SET EXERCISE:
Your task is to give the listing below back word for word, pictures excluded.

::: MATERIALS PROVIDED :::

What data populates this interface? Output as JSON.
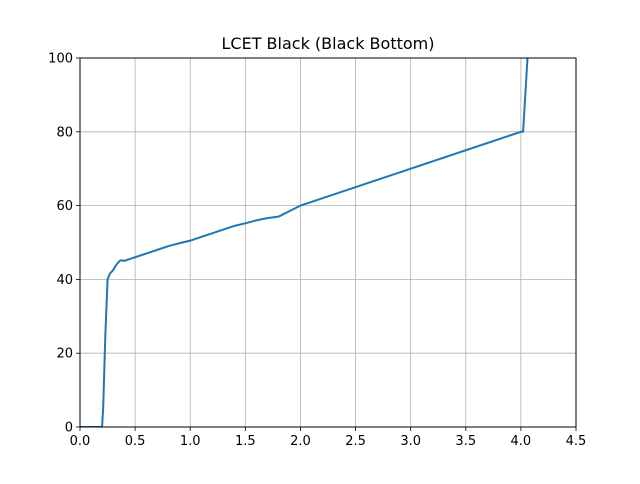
{
  "chart_data": {
    "type": "line",
    "title": "LCET Black (Black Bottom)",
    "xlabel": "",
    "ylabel": "",
    "xlim": [
      0.0,
      4.5
    ],
    "ylim": [
      0,
      100
    ],
    "xticks": [
      0.0,
      0.5,
      1.0,
      1.5,
      2.0,
      2.5,
      3.0,
      3.5,
      4.0,
      4.5
    ],
    "xtick_labels": [
      "0.0",
      "0.5",
      "1.0",
      "1.5",
      "2.0",
      "2.5",
      "3.0",
      "3.5",
      "4.0",
      "4.5"
    ],
    "yticks": [
      0,
      20,
      40,
      60,
      80,
      100
    ],
    "ytick_labels": [
      "0",
      "20",
      "40",
      "60",
      "80",
      "100"
    ],
    "grid": true,
    "legend": "none",
    "series": [
      {
        "color": "#1f77b4",
        "x": [
          0.0,
          0.2,
          0.21,
          0.23,
          0.25,
          0.27,
          0.3,
          0.33,
          0.36,
          0.38,
          0.4,
          0.45,
          0.5,
          0.6,
          0.7,
          0.8,
          0.9,
          1.0,
          1.1,
          1.2,
          1.3,
          1.4,
          1.5,
          1.6,
          1.7,
          1.8,
          1.9,
          2.0,
          2.1,
          2.2,
          2.3,
          2.4,
          2.5,
          2.6,
          2.7,
          2.8,
          2.9,
          3.0,
          3.1,
          3.2,
          3.3,
          3.4,
          3.5,
          3.6,
          3.7,
          3.8,
          3.9,
          4.0,
          4.02,
          4.05,
          4.06
        ],
        "y": [
          0,
          0,
          5,
          25,
          40,
          41.5,
          42.5,
          44,
          45,
          45.2,
          45,
          45.5,
          46,
          47,
          48,
          49,
          49.8,
          50.5,
          51.5,
          52.5,
          53.5,
          54.5,
          55.2,
          56,
          56.6,
          57,
          58.5,
          60,
          61,
          62,
          63,
          64,
          65,
          66,
          67,
          68,
          69,
          70,
          71,
          72,
          73,
          74,
          75,
          76,
          77,
          78,
          79,
          80,
          80,
          95,
          100
        ]
      }
    ]
  }
}
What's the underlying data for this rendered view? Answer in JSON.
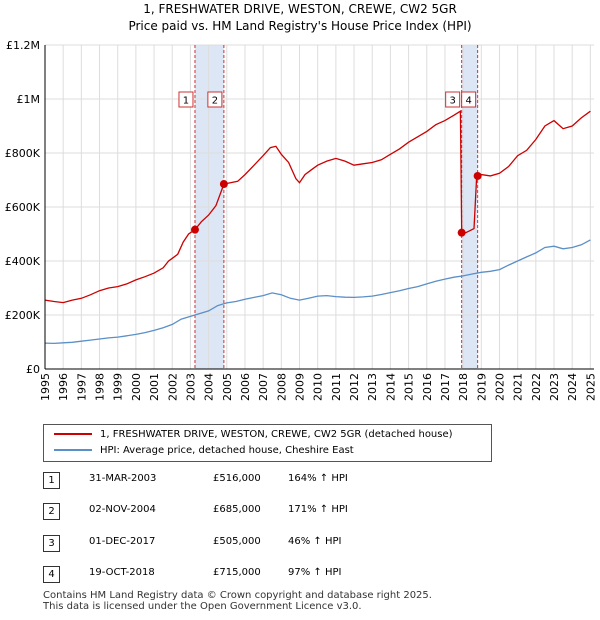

:::

EXERCISE OUTPUT:
What data populates this interface? Output as JSON.
{
  "chart_data": {
    "type": "line",
    "title": "LCET Black (Black Bottom)",
    "xlabel": "",
    "ylabel": "",
    "xlim": [
      0.0,
      4.5
    ],
    "ylim": [
      0,
      100
    ],
    "xticks": [
      0.0,
      0.5,
      1.0,
      1.5,
      2.0,
      2.5,
      3.0,
      3.5,
      4.0,
      4.5
    ],
    "xtick_labels": [
      "0.0",
      "0.5",
      "1.0",
      "1.5",
      "2.0",
      "2.5",
      "3.0",
      "3.5",
      "4.0",
      "4.5"
    ],
    "yticks": [
      0,
      20,
      40,
      60,
      80,
      100
    ],
    "ytick_labels": [
      "0",
      "20",
      "40",
      "60",
      "80",
      "100"
    ],
    "grid": true,
    "legend": "none",
    "series": [
      {
        "color": "#1f77b4",
        "x": [
          0.0,
          0.2,
          0.21,
          0.23,
          0.25,
          0.27,
          0.3,
          0.33,
          0.36,
          0.38,
          0.4,
          0.45,
          0.5,
          0.6,
          0.7,
          0.8,
          0.9,
          1.0,
          1.1,
          1.2,
          1.3,
          1.4,
          1.5,
          1.6,
          1.7,
          1.8,
          1.9,
          2.0,
          2.1,
          2.2,
          2.3,
          2.4,
          2.5,
          2.6,
          2.7,
          2.8,
          2.9,
          3.0,
          3.1,
          3.2,
          3.3,
          3.4,
          3.5,
          3.6,
          3.7,
          3.8,
          3.9,
          4.0,
          4.02,
          4.05,
          4.06
        ],
        "y": [
          0,
          0,
          5,
          25,
          40,
          41.5,
          42.5,
          44,
          45,
          45.2,
          45,
          45.5,
          46,
          47,
          48,
          49,
          49.8,
          50.5,
          51.5,
          52.5,
          53.5,
          54.5,
          55.2,
          56,
          56.6,
          57,
          58.5,
          60,
          61,
          62,
          63,
          64,
          65,
          66,
          67,
          68,
          69,
          70,
          71,
          72,
          73,
          74,
          75,
          76,
          77,
          78,
          79,
          80,
          80,
          95,
          100
        ]
      }
    ]
  }
}
What's the underlying data for this rendered view? Answer in JSON.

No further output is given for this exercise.